Extracted data entries
★ ★ ★ ★ ★ ★ ★

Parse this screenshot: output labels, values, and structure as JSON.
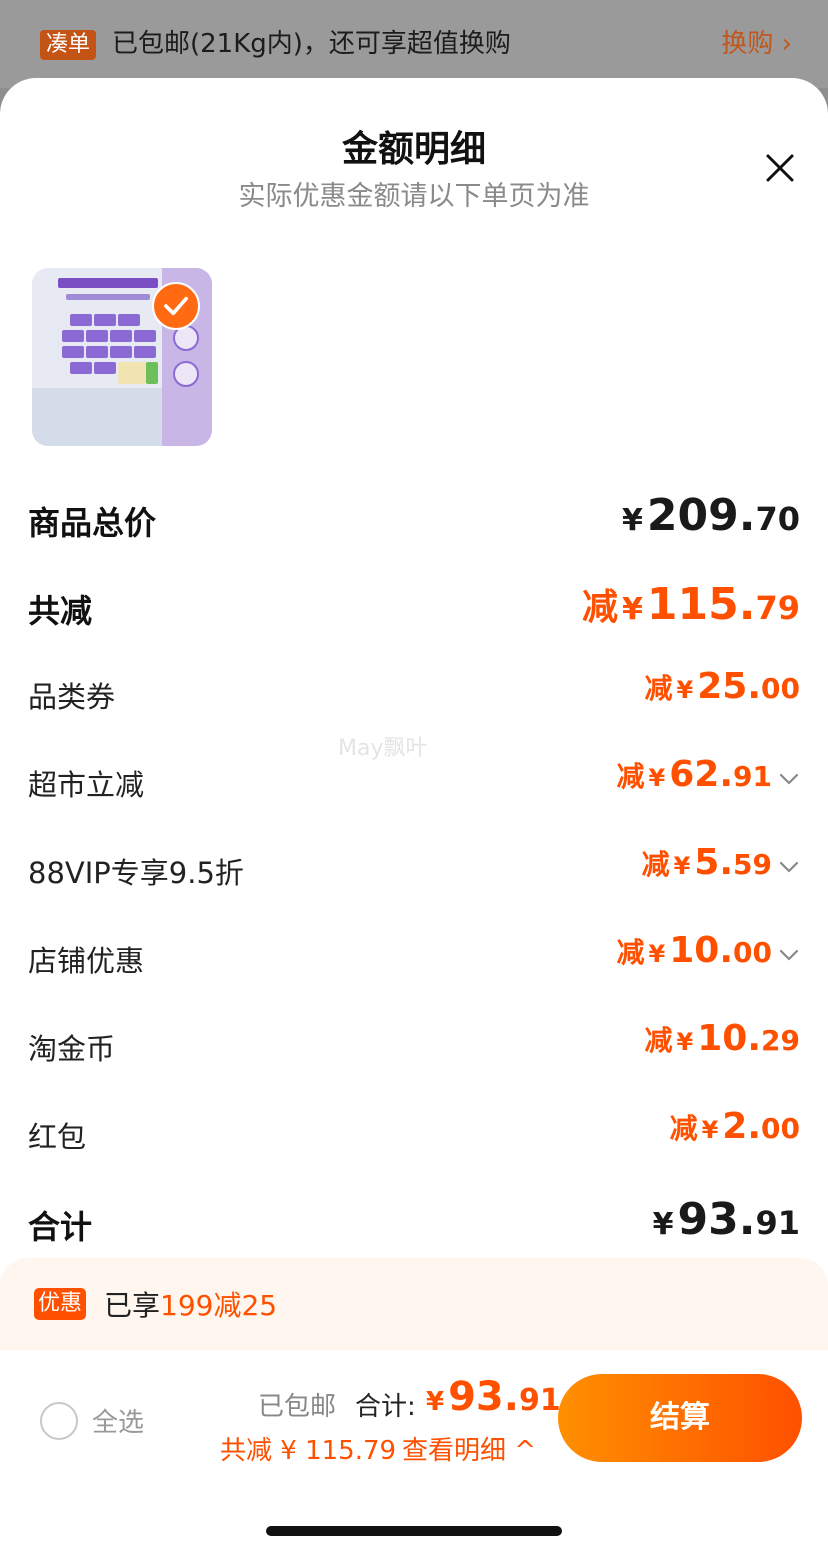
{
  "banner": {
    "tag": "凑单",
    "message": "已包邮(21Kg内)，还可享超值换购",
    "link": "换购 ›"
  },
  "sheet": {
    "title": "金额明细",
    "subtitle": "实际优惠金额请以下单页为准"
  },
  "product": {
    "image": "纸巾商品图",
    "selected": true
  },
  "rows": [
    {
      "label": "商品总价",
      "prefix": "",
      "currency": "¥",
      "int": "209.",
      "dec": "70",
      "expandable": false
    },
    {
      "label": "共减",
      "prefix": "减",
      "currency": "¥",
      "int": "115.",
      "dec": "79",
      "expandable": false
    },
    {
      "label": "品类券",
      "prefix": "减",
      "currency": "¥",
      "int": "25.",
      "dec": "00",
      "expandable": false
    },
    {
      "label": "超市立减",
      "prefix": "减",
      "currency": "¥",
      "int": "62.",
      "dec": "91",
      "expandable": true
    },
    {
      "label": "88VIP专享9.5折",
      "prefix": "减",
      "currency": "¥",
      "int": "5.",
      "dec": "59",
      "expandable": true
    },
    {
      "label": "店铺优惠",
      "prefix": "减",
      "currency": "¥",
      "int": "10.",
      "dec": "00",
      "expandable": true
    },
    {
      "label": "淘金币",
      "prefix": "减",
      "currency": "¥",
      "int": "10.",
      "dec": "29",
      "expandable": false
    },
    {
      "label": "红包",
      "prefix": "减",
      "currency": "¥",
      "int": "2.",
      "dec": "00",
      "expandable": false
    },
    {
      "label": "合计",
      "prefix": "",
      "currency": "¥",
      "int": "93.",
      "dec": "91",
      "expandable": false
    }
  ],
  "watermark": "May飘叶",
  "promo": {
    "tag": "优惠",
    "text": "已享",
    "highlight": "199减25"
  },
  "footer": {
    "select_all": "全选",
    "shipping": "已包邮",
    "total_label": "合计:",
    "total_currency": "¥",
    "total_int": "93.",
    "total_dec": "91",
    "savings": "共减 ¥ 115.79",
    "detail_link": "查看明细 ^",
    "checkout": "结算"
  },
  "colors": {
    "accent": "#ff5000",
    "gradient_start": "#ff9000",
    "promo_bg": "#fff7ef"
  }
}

★ ★ ★ ★ ★ ★ ★

■ **WHAT THE TASK ASKS**: Using the data above, write out every line exactly, leaving the images behind.

■ **WORKED ANSWER**:
Parse this screenshot: output labels, values, and structure as JSON.
{
  "banner": {
    "tag": "凑单",
    "message": "已包邮(21Kg内)，还可享超值换购",
    "link": "换购 ›"
  },
  "sheet": {
    "title": "金额明细",
    "subtitle": "实际优惠金额请以下单页为准"
  },
  "product": {
    "image": "纸巾商品图",
    "selected": true
  },
  "rows": [
    {
      "label": "商品总价",
      "prefix": "",
      "currency": "¥",
      "int": "209.",
      "dec": "70",
      "expandable": false
    },
    {
      "label": "共减",
      "prefix": "减",
      "currency": "¥",
      "int": "115.",
      "dec": "79",
      "expandable": false
    },
    {
      "label": "品类券",
      "prefix": "减",
      "currency": "¥",
      "int": "25.",
      "dec": "00",
      "expandable": false
    },
    {
      "label": "超市立减",
      "prefix": "减",
      "currency": "¥",
      "int": "62.",
      "dec": "91",
      "expandable": true
    },
    {
      "label": "88VIP专享9.5折",
      "prefix": "减",
      "currency": "¥",
      "int": "5.",
      "dec": "59",
      "expandable": true
    },
    {
      "label": "店铺优惠",
      "prefix": "减",
      "currency": "¥",
      "int": "10.",
      "dec": "00",
      "expandable": true
    },
    {
      "label": "淘金币",
      "prefix": "减",
      "currency": "¥",
      "int": "10.",
      "dec": "29",
      "expandable": false
    },
    {
      "label": "红包",
      "prefix": "减",
      "currency": "¥",
      "int": "2.",
      "dec": "00",
      "expandable": false
    },
    {
      "label": "合计",
      "prefix": "",
      "currency": "¥",
      "int": "93.",
      "dec": "91",
      "expandable": false
    }
  ],
  "watermark": "May飘叶",
  "promo": {
    "tag": "优惠",
    "text": "已享",
    "highlight": "199减25"
  },
  "footer": {
    "select_all": "全选",
    "shipping": "已包邮",
    "total_label": "合计:",
    "total_currency": "¥",
    "total_int": "93.",
    "total_dec": "91",
    "savings": "共减 ¥ 115.79",
    "detail_link": "查看明细 ^",
    "checkout": "结算"
  },
  "colors": {
    "accent": "#ff5000",
    "gradient_start": "#ff9000",
    "promo_bg": "#fff7ef"
  }
}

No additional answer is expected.